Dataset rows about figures

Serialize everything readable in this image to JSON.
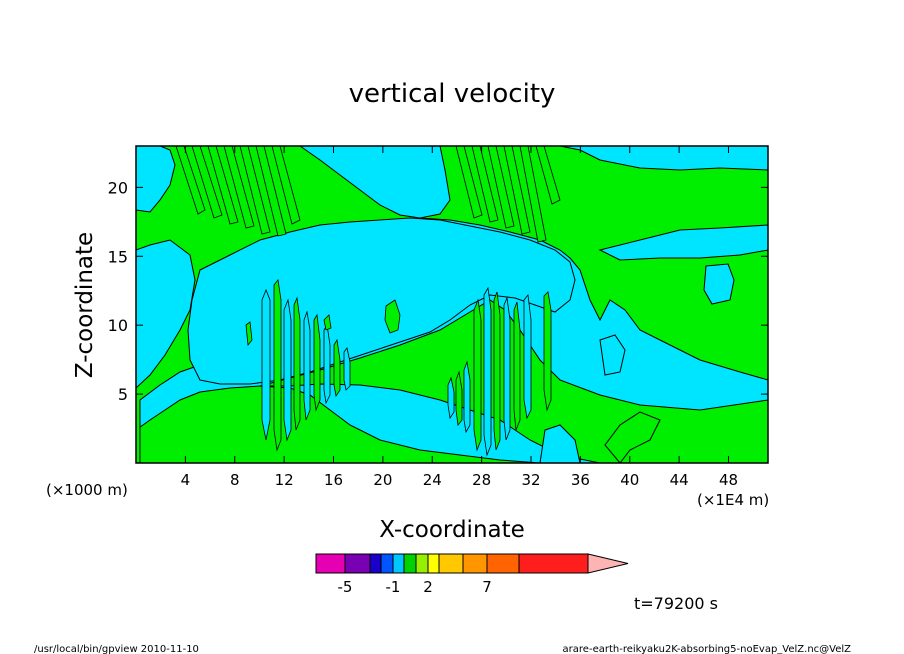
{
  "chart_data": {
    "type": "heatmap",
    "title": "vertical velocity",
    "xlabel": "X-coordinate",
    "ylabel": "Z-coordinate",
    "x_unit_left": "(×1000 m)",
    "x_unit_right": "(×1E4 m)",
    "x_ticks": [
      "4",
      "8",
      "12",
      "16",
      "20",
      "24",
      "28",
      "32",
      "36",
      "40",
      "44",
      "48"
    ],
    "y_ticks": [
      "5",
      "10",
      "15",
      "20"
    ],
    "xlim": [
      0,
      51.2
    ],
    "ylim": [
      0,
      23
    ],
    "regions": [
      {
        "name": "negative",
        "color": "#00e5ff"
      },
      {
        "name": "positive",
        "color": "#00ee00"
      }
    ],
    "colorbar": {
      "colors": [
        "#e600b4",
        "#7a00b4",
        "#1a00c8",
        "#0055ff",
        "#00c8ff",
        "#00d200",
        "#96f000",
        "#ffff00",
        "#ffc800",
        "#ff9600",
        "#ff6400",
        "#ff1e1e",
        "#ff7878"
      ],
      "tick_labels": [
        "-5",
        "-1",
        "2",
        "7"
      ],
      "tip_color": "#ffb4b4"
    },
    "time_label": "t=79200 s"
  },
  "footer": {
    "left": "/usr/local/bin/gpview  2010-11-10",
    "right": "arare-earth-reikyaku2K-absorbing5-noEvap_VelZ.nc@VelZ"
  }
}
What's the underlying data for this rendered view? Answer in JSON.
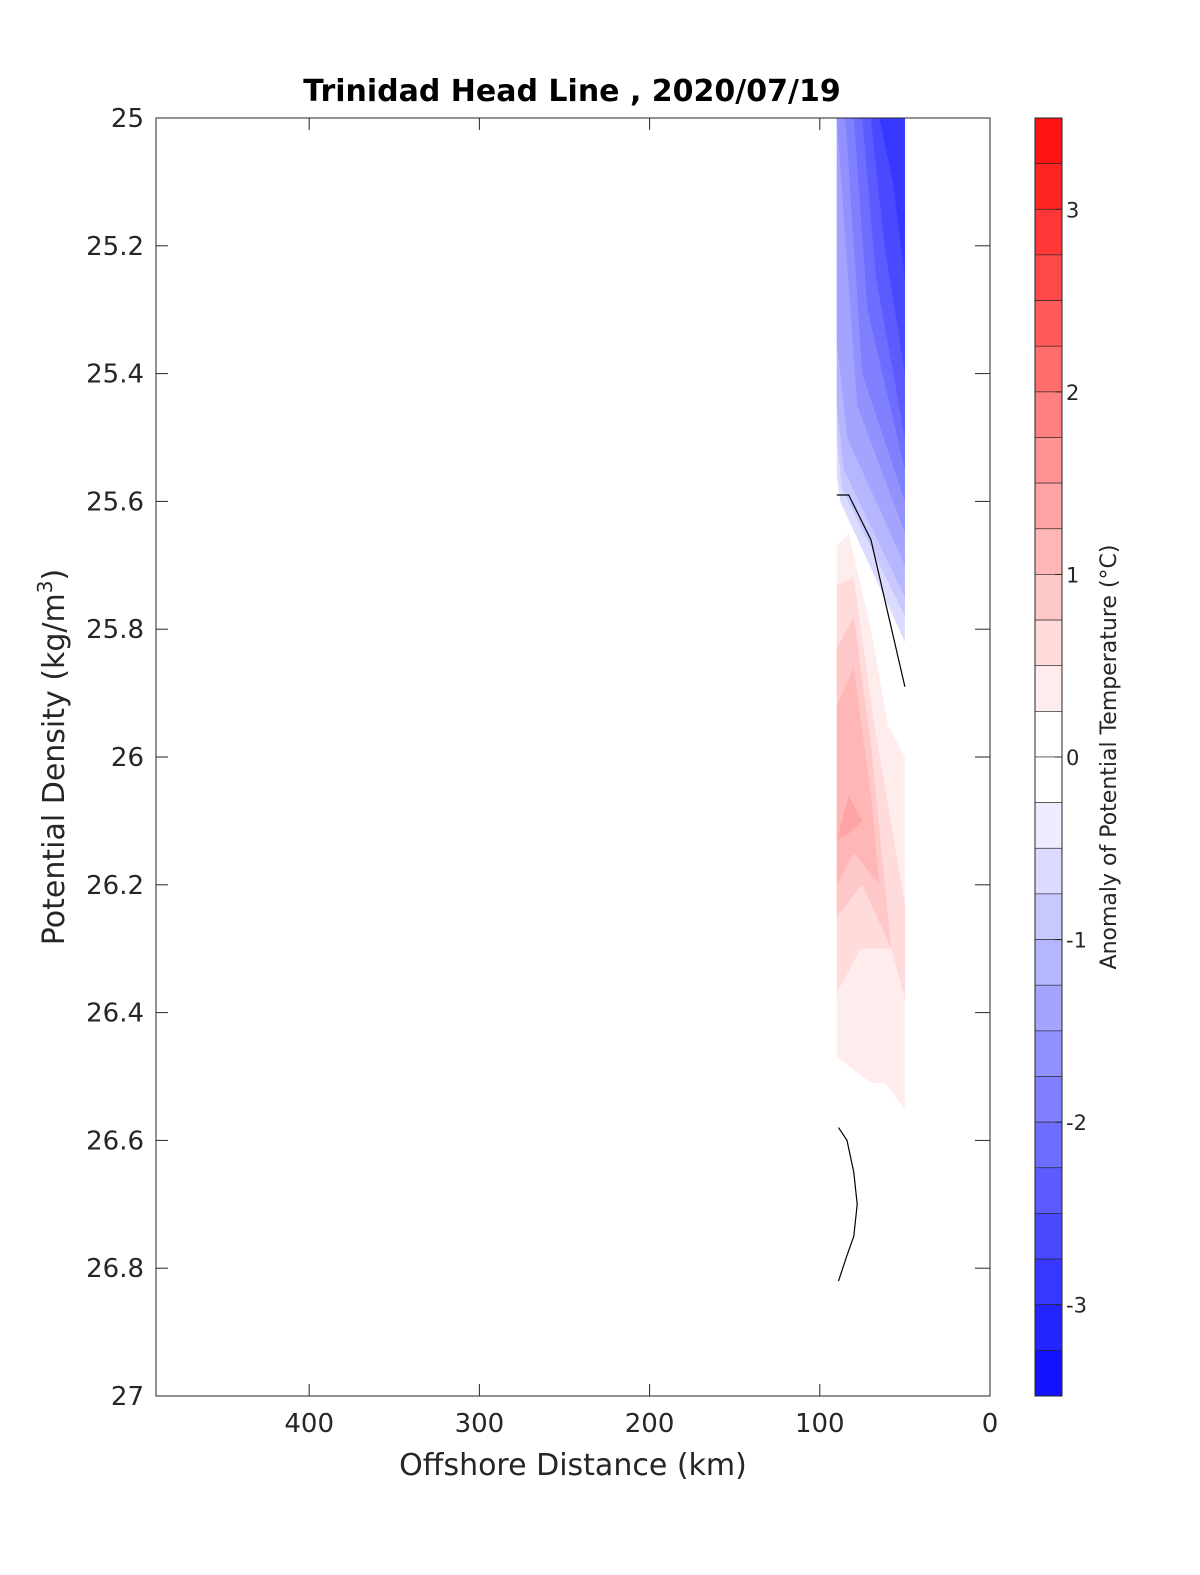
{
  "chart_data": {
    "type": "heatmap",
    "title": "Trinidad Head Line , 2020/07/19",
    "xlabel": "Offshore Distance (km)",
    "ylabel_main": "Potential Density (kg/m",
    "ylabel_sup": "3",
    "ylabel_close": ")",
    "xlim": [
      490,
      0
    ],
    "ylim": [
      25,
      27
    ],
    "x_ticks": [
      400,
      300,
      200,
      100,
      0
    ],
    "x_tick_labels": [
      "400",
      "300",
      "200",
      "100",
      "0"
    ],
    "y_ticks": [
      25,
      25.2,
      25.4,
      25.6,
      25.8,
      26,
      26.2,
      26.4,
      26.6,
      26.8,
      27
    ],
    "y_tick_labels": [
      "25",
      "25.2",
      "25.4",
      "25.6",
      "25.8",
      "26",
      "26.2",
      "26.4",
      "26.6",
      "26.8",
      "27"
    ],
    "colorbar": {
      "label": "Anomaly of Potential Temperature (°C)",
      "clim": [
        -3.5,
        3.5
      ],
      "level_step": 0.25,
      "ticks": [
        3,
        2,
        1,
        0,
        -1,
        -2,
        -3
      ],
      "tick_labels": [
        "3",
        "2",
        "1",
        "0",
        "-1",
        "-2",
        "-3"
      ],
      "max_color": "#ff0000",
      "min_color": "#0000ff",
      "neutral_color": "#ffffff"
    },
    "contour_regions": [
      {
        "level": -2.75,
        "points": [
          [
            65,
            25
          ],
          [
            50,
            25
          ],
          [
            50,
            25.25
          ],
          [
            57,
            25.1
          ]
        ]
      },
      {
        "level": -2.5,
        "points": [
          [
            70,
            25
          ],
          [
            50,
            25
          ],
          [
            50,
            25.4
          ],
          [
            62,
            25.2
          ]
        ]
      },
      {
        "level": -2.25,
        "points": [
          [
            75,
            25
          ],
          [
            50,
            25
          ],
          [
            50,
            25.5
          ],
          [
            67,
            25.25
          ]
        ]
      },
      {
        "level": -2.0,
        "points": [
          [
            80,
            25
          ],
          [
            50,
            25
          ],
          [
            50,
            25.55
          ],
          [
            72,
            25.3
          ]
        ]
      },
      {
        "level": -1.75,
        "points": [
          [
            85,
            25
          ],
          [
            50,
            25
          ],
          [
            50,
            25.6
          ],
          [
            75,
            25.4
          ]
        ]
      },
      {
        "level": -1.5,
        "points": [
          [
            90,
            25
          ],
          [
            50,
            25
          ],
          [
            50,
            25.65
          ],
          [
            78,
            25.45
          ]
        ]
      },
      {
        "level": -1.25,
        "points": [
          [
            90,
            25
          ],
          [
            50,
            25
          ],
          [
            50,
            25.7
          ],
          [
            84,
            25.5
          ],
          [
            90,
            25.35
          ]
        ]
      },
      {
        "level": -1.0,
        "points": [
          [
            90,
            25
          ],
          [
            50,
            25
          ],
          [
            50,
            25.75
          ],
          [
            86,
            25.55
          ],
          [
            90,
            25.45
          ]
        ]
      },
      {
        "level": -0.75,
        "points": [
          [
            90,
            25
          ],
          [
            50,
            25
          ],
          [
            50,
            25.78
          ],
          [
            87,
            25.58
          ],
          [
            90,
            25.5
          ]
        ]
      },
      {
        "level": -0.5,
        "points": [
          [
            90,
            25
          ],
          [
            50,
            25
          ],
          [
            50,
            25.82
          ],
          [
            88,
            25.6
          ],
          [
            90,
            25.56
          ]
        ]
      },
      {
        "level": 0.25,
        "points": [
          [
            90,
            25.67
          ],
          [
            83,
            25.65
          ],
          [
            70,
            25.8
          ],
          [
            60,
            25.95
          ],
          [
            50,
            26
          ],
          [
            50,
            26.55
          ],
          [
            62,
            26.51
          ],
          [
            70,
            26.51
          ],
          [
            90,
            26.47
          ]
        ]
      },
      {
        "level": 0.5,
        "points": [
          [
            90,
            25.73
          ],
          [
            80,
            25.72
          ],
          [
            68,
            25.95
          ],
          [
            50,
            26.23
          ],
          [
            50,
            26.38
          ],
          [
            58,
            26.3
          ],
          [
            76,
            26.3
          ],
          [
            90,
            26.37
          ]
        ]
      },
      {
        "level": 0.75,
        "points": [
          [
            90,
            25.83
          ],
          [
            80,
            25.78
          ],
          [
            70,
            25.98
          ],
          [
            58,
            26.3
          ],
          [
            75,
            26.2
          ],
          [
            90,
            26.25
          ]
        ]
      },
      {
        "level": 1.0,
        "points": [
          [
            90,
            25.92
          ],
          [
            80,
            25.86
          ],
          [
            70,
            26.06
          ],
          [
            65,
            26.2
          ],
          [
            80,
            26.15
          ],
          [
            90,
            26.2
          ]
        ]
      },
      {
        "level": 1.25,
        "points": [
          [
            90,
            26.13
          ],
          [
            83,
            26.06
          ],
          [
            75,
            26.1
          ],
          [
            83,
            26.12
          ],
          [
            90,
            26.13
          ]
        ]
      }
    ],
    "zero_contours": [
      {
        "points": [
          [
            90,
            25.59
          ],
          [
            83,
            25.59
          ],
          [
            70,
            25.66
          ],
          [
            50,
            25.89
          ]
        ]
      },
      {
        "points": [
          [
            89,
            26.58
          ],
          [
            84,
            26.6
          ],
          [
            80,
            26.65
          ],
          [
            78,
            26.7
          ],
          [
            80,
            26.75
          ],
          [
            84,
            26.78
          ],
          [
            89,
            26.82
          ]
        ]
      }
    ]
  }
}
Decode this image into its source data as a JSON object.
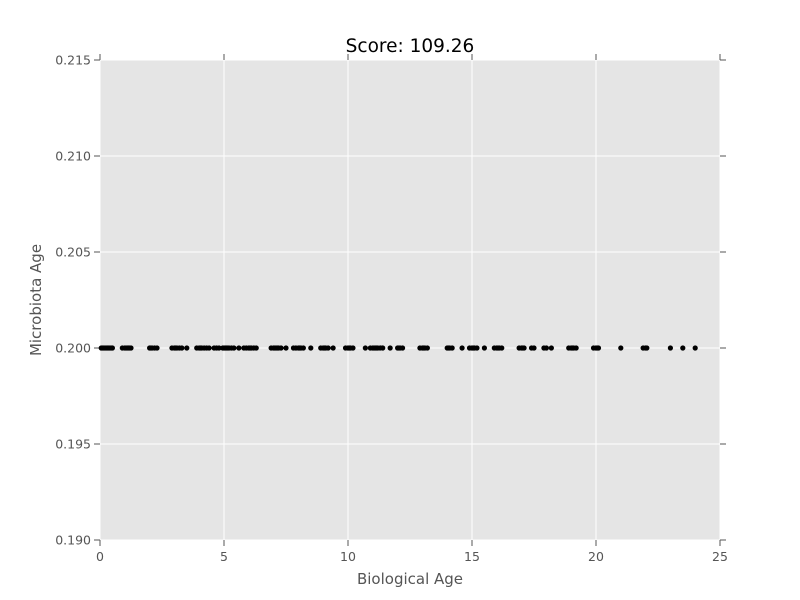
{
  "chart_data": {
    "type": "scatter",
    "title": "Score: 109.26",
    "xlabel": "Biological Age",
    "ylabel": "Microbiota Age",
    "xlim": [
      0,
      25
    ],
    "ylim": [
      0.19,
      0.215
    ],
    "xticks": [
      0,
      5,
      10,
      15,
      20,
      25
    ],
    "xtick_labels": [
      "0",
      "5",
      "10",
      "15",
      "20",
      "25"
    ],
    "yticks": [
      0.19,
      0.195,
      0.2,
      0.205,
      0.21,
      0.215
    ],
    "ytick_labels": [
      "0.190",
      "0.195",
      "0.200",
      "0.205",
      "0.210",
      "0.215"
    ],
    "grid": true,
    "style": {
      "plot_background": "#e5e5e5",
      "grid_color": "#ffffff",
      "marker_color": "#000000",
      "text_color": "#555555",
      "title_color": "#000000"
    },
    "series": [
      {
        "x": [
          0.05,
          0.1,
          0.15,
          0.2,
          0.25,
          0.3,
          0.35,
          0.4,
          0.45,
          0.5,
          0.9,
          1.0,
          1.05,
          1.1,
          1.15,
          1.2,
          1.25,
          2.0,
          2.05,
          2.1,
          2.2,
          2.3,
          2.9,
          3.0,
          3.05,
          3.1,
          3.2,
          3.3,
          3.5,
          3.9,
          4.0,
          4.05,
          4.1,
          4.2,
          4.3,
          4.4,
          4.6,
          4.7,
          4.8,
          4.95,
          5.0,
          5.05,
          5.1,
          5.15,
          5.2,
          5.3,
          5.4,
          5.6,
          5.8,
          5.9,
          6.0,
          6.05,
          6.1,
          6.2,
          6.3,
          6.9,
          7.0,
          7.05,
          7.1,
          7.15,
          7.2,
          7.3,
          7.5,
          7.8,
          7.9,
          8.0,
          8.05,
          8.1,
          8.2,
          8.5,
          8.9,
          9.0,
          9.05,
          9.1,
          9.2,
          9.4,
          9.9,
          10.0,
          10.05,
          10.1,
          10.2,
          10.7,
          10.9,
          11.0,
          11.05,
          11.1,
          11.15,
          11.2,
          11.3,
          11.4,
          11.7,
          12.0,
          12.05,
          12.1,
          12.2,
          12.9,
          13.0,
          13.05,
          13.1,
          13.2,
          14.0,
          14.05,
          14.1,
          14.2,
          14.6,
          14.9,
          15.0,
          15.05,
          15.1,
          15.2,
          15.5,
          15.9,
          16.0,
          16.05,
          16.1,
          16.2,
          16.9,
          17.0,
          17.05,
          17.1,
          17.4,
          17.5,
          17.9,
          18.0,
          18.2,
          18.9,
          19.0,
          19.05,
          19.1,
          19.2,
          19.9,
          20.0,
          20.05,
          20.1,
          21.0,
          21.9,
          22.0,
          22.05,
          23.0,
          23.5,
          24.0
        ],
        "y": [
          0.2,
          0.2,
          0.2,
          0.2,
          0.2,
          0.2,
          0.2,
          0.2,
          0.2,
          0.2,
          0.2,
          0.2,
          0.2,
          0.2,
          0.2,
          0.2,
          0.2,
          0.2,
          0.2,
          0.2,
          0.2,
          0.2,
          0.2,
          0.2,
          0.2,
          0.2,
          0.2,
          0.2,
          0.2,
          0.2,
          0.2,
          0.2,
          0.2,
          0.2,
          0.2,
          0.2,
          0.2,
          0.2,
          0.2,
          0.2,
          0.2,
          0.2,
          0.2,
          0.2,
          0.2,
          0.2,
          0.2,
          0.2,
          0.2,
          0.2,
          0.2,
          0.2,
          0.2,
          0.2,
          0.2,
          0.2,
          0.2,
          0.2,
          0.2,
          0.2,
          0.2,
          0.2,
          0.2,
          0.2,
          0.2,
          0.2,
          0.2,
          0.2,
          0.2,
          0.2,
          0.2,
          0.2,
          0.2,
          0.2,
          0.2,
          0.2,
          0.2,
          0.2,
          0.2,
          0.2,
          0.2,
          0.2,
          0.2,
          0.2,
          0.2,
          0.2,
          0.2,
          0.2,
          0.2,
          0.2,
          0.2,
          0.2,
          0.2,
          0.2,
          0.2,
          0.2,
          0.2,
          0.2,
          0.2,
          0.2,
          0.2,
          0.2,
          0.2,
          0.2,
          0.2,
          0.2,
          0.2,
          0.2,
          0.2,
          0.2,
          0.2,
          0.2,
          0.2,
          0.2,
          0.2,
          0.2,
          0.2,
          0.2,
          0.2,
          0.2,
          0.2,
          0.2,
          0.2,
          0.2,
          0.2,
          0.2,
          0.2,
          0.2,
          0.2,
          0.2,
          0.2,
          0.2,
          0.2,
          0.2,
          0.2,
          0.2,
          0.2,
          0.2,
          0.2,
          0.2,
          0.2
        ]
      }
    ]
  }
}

**Task:** Extract, from the material above, each line holding the word "Potential".

**Solution to the problem:**
    "ylabel_main": "Potential Density (kg/m",
      "label": "Anomaly of Potential Temperature (°C)",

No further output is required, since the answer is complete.